Task requirements =
Tally the lines that include the word "Valley" and reply with nothing but the total.

The data =
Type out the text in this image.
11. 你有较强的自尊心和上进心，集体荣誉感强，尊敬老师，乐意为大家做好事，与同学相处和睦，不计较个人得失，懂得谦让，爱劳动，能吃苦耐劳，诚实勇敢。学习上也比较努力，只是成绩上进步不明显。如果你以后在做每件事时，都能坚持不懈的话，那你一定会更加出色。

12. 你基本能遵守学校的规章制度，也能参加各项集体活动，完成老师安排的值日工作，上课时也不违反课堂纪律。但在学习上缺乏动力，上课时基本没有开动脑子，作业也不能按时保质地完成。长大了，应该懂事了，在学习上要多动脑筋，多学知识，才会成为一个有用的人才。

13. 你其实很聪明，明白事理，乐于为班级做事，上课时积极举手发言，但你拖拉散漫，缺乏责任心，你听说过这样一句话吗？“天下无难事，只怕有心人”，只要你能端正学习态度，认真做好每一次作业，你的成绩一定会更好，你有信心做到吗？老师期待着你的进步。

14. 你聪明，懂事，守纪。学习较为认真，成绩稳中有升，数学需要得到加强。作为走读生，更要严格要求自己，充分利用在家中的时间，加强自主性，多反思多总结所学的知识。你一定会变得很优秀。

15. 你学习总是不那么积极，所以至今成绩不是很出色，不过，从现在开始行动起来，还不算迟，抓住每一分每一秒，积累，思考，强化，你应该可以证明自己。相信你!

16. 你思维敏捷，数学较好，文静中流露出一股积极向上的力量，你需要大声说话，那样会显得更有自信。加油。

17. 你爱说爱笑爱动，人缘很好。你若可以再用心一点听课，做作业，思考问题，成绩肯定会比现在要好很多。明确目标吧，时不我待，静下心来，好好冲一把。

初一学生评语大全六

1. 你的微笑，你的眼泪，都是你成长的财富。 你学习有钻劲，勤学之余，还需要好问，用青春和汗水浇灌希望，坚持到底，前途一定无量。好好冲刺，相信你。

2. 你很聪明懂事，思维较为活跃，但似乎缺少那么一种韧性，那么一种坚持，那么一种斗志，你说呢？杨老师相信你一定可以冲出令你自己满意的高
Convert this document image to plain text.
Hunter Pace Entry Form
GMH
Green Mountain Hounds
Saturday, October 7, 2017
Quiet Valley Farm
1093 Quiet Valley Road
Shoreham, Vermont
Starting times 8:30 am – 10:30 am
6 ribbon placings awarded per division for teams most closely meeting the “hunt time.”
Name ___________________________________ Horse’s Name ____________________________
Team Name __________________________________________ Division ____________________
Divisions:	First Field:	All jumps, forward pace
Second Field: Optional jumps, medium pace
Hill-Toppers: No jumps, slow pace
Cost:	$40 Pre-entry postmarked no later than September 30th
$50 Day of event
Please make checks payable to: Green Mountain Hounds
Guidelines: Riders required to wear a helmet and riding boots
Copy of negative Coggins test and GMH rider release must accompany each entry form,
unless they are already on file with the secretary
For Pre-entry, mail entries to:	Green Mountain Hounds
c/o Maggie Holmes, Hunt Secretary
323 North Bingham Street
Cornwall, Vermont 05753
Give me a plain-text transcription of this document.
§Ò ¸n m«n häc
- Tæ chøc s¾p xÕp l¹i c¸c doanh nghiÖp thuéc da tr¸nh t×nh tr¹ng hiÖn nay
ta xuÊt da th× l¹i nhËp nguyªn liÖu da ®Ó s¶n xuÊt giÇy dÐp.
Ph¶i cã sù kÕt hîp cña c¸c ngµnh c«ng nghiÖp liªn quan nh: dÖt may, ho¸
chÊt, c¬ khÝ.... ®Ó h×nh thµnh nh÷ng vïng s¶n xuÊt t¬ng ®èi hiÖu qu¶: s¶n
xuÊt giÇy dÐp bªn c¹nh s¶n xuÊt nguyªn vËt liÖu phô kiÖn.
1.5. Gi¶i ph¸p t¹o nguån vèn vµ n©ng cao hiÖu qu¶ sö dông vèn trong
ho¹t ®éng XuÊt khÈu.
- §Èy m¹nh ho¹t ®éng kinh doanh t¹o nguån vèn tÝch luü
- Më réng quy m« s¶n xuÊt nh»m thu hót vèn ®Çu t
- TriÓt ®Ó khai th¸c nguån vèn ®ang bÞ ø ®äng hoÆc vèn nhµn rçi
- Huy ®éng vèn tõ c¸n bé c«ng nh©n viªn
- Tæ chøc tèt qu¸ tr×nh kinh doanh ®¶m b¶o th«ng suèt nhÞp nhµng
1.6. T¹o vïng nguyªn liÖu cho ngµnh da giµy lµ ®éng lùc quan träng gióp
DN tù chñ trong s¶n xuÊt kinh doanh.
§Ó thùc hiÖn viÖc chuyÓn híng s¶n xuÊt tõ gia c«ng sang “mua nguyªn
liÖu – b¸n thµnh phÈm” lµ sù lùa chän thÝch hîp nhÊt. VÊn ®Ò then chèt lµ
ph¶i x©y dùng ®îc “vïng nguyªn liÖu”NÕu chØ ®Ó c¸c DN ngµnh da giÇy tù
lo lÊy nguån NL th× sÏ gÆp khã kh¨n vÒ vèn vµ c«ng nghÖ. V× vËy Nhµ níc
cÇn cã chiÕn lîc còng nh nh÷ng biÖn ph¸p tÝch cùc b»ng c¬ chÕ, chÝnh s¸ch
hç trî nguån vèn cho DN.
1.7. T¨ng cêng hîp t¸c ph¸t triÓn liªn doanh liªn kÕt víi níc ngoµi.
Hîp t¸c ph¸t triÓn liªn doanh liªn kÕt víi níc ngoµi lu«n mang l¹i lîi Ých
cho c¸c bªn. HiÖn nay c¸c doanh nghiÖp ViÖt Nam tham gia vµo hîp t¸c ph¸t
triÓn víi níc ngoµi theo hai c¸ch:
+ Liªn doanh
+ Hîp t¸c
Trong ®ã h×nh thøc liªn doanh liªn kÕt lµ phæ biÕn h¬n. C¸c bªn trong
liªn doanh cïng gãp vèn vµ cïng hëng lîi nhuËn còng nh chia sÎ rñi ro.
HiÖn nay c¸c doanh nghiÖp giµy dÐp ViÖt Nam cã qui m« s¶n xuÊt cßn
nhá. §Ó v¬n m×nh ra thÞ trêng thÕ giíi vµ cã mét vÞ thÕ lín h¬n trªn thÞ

Exercise solution =
2